*** SUPPLIED ENTRIES

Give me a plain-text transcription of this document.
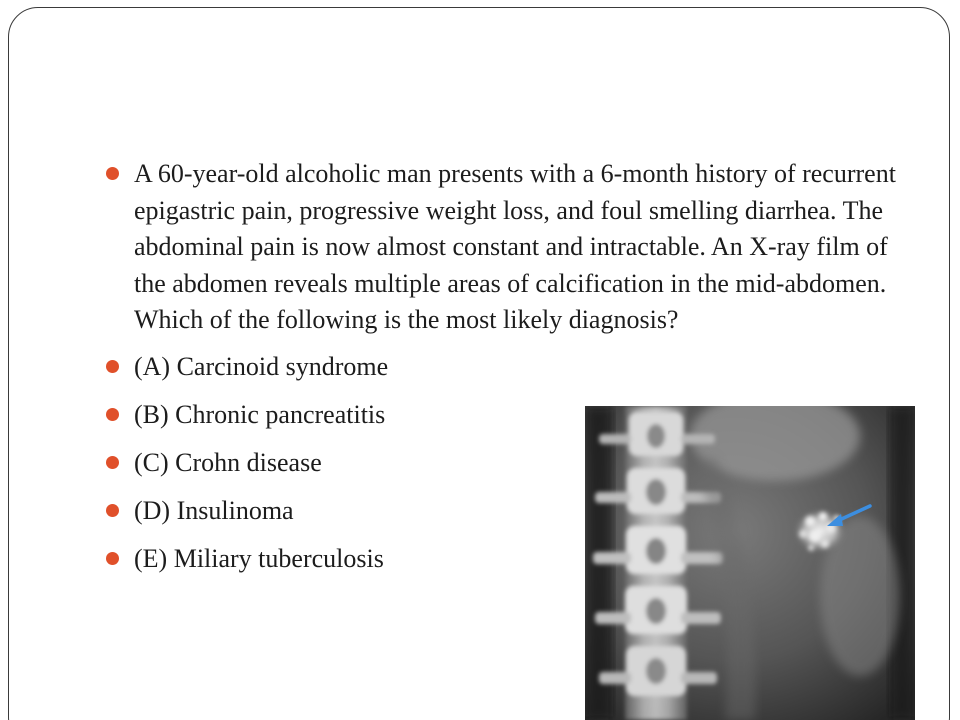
A 60-year-old alcoholic man presents with a 6-month history of recurrent epigastric pain, progressive weight loss, and foul smelling diarrhea. The abdominal pain is now almost constant and intractable. An X-ray film of the abdomen reveals multiple areas of calcification in the mid-abdomen. Which of the following is the most likely diagnosis?
(A) Carcinoid syndrome
(B) Chronic pancreatitis
(C) Crohn disease
(D) Insulinoma
(E) Miliary tuberculosis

******

STATED PROBLEM =
Copy everything in the records above except the pictures, exactly as written.

REPLY =
Give me a plain-text transcription of this document.
A 60-year-old alcoholic man presents with a 6-month history of recurrent epigastric pain, progressive weight loss, and foul smelling diarrhea. The abdominal pain is now almost constant and intractable. An X-ray film of the abdomen reveals multiple areas of calcification in the mid-abdomen. Which of the following is the most likely diagnosis?
(A) Carcinoid syndrome
(B) Chronic pancreatitis
(C) Crohn disease
(D) Insulinoma
(E) Miliary tuberculosis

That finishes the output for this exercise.